:: Exercise objective ::
In the material below, identify each line bearing the word "要全屏显示". Reproduce those lines.

==== Records supplied ====

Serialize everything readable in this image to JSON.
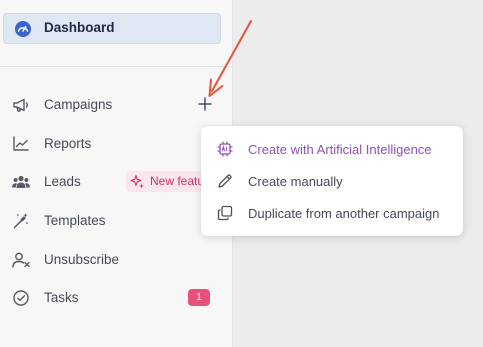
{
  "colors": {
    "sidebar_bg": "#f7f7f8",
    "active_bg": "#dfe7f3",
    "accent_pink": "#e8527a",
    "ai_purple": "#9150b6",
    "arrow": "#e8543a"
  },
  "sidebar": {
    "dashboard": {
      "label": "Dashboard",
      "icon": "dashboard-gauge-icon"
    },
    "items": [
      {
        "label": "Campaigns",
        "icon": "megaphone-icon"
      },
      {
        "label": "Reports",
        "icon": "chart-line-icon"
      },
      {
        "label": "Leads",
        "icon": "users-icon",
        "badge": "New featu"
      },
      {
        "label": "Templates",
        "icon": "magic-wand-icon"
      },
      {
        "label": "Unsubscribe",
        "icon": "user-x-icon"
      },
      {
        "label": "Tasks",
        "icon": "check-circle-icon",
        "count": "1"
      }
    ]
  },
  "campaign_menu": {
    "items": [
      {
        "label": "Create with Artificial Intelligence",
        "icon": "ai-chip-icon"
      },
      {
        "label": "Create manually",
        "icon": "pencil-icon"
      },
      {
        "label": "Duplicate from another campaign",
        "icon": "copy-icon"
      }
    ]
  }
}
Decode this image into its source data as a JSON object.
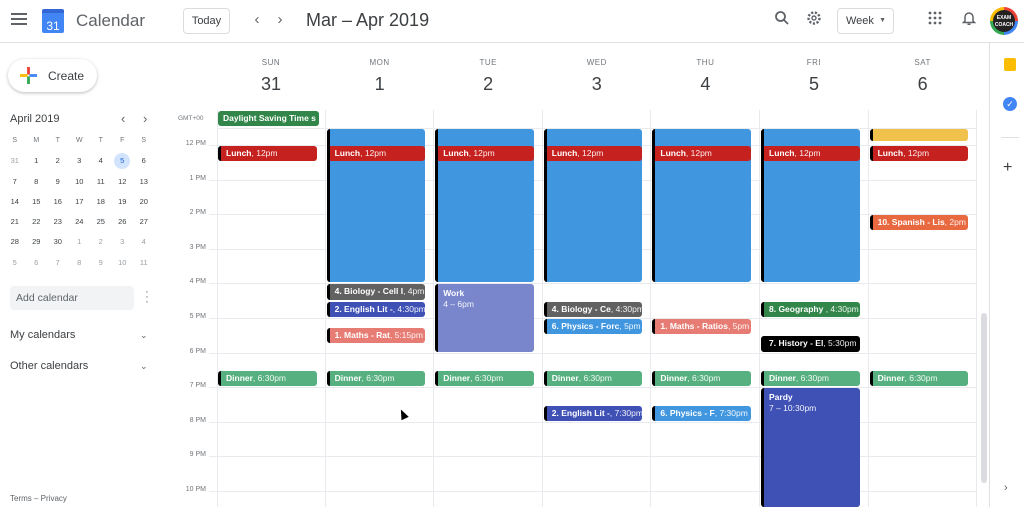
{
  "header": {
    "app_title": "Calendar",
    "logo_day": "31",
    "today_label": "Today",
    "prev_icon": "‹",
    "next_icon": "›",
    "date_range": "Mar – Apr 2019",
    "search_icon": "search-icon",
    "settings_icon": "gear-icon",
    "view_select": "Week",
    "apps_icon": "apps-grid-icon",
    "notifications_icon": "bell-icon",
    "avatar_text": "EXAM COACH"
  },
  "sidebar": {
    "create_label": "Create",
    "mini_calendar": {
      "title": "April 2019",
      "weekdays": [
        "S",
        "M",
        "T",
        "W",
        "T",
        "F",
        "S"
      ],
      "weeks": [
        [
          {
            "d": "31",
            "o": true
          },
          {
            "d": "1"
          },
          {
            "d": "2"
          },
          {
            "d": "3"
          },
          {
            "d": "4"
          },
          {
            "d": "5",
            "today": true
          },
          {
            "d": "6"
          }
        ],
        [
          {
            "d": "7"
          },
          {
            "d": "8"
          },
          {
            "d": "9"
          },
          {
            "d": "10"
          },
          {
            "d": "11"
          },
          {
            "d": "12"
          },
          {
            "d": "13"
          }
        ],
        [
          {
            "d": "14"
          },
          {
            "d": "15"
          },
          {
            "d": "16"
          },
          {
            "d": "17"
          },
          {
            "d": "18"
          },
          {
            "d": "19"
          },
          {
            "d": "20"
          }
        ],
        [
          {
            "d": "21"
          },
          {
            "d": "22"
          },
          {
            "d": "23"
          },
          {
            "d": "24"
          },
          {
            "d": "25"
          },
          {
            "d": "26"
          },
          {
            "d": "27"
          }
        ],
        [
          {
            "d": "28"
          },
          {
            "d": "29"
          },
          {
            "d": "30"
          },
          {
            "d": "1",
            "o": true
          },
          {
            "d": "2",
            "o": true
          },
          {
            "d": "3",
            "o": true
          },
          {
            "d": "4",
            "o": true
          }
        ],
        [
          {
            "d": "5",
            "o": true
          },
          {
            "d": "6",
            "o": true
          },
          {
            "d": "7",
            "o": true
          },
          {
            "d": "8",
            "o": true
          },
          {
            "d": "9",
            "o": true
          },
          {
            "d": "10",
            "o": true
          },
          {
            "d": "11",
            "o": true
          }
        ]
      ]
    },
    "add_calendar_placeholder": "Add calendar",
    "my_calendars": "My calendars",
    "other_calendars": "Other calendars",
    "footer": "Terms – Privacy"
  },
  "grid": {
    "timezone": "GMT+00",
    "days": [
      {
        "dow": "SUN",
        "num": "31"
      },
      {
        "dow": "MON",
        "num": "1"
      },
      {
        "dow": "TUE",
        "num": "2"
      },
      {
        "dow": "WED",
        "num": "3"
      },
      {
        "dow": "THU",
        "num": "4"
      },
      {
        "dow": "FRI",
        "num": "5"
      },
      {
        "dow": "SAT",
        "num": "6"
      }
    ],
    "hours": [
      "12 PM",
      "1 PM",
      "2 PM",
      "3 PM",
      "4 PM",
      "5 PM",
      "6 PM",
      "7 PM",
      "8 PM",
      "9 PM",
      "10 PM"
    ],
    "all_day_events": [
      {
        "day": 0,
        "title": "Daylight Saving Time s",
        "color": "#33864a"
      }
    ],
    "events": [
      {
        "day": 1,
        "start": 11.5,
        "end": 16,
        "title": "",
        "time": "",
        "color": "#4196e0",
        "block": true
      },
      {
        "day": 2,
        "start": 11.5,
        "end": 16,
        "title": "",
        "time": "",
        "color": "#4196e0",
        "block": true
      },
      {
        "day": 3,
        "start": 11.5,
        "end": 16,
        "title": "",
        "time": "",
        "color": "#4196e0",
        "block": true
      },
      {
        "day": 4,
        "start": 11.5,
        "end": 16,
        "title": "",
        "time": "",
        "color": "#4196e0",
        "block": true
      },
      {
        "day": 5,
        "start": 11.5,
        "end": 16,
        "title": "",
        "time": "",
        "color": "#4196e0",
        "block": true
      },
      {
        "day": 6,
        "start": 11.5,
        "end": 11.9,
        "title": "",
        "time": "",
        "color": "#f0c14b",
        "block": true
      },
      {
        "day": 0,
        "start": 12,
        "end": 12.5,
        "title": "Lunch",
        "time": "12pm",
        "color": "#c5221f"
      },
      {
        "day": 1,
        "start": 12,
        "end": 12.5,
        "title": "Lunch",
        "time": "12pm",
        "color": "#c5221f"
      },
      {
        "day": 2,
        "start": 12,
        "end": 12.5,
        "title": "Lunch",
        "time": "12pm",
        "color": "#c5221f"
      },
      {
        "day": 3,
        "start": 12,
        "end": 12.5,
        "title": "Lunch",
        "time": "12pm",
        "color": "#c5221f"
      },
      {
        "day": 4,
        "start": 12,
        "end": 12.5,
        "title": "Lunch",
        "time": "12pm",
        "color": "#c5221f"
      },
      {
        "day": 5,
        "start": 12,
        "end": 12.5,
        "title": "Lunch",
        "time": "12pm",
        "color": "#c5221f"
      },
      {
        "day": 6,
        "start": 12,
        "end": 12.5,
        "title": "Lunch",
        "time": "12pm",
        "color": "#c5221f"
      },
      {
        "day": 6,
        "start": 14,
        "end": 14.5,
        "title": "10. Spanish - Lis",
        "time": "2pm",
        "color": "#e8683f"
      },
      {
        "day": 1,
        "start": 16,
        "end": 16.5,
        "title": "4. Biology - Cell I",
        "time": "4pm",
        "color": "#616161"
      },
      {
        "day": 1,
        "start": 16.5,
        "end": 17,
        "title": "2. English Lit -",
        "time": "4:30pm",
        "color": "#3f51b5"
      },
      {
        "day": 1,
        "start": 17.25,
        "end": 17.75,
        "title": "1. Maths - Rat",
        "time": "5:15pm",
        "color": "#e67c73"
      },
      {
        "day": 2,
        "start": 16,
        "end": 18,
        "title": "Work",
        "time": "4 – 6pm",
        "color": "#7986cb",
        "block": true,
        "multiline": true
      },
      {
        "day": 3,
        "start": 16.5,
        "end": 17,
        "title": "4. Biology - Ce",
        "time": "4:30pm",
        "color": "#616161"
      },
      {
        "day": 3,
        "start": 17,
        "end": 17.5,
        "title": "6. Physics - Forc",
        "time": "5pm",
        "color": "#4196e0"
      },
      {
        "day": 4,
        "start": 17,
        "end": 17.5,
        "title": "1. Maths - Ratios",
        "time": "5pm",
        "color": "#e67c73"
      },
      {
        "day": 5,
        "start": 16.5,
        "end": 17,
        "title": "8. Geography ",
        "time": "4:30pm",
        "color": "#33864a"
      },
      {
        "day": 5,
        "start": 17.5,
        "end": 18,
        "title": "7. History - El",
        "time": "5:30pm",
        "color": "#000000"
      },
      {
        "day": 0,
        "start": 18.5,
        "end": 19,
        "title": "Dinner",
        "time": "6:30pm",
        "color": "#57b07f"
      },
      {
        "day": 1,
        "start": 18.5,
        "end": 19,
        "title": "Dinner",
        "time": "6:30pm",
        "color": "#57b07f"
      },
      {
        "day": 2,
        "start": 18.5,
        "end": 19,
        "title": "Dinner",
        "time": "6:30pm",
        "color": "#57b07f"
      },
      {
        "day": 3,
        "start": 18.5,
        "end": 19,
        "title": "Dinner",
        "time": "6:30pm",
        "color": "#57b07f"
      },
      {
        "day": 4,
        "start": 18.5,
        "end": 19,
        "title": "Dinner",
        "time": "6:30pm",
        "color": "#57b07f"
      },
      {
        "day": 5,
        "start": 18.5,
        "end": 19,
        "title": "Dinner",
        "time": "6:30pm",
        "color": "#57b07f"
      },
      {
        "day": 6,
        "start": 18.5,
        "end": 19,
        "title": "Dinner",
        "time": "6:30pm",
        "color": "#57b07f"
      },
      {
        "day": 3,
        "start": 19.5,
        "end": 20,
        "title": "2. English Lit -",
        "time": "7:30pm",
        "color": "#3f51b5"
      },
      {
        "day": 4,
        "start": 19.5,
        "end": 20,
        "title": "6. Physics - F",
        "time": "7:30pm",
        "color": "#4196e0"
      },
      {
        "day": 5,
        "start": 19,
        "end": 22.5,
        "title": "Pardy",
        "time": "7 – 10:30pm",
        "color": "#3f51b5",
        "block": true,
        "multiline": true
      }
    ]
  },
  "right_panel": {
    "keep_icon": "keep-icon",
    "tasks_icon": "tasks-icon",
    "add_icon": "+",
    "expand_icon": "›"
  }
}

====
==== Records supplied ====

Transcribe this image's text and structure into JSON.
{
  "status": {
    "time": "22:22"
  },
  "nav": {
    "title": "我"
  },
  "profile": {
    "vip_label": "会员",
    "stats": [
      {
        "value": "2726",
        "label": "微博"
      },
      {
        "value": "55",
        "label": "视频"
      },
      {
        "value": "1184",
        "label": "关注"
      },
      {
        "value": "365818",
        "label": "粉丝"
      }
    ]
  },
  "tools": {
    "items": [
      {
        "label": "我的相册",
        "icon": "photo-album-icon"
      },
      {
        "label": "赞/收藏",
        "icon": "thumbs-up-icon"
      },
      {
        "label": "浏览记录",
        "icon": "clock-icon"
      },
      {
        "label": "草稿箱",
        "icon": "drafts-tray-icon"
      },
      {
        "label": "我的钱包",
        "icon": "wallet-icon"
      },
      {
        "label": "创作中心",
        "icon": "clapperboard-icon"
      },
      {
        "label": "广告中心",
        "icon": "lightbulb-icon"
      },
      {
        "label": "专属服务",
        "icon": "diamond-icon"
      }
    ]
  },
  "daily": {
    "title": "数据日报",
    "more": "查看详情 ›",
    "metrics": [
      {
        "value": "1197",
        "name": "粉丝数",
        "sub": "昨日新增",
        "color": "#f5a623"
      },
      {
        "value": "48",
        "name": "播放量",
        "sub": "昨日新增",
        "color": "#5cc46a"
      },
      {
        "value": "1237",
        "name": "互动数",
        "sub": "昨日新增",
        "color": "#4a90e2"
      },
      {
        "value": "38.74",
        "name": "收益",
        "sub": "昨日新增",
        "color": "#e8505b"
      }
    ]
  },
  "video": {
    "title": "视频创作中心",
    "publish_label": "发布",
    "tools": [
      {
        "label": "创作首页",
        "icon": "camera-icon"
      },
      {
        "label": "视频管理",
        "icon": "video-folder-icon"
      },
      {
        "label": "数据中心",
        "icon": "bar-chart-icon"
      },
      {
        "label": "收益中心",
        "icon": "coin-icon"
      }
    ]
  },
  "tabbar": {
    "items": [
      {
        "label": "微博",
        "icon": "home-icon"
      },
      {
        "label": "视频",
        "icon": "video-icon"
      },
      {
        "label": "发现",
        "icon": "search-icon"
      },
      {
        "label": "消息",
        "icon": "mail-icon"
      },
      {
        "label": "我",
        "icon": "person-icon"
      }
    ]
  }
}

====
==== Records supplied ====

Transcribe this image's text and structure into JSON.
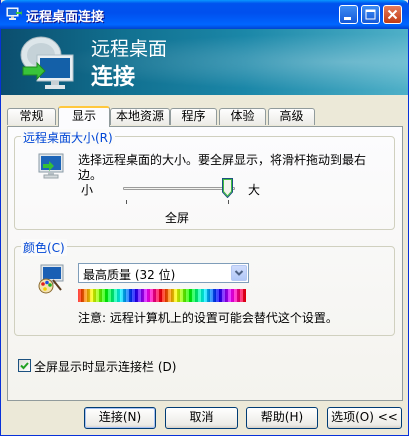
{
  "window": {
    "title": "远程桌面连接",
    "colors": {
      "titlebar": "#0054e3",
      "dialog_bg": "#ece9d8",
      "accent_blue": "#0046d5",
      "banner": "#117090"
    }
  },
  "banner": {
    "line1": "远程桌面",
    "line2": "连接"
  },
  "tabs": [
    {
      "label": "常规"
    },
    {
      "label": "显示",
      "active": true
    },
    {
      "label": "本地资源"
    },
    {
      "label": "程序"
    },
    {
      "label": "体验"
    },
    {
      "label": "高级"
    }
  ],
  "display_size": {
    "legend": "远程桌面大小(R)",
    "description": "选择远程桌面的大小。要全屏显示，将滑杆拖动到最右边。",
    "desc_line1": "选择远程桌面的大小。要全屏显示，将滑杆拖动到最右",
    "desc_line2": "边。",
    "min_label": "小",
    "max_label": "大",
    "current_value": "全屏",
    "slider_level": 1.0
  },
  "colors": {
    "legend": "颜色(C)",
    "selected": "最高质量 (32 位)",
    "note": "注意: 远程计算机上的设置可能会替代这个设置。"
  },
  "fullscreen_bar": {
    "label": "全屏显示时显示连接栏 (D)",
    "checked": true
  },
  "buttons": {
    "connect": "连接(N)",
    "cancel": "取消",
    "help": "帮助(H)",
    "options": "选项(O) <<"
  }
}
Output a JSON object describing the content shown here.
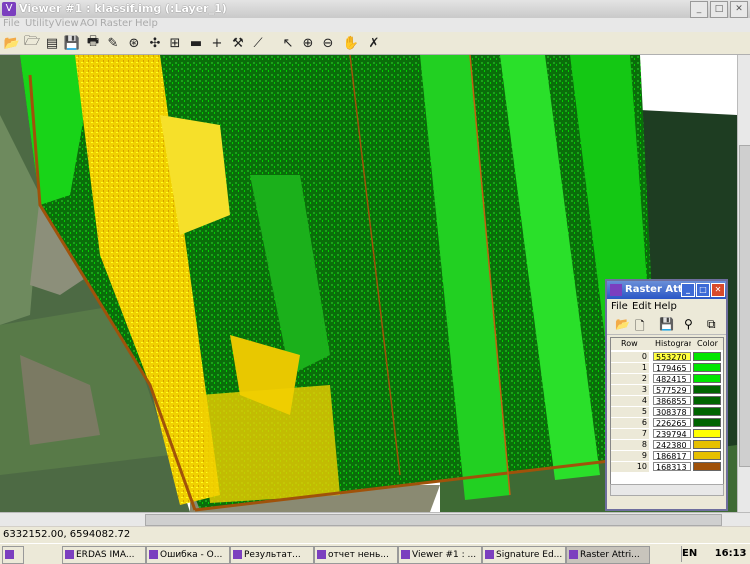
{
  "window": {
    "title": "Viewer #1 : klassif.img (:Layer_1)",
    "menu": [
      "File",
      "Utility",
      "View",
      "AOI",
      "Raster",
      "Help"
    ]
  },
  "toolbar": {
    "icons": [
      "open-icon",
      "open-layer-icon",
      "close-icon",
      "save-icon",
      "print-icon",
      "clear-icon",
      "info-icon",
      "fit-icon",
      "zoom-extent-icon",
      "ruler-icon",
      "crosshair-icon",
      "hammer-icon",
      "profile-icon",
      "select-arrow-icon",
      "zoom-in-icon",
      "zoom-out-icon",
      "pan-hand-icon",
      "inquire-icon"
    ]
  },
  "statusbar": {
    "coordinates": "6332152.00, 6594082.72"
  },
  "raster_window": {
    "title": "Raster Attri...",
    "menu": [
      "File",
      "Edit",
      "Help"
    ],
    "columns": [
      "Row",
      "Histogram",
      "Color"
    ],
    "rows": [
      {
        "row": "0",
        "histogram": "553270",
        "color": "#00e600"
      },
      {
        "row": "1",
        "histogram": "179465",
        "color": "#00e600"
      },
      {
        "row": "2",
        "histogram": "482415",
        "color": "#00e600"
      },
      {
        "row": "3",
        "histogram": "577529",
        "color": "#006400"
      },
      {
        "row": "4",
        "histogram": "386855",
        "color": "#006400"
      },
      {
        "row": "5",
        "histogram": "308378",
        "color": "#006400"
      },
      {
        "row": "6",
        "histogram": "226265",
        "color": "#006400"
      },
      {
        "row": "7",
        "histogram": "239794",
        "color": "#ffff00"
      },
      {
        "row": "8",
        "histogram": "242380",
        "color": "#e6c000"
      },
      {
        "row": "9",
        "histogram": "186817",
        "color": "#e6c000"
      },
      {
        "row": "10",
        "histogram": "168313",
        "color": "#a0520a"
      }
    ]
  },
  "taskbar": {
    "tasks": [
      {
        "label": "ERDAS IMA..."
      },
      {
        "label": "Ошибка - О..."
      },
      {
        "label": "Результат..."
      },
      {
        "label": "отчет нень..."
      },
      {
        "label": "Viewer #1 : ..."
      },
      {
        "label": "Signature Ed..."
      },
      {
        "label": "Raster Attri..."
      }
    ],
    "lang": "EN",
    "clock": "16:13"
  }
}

====

:: Answer below ::
    "description": "选择远程桌面的大小。要全屏显示，将滑杆拖动到最右边。",
    "desc_line1": "选择远程桌面的大小。要全屏显示，将滑杆拖动到最右",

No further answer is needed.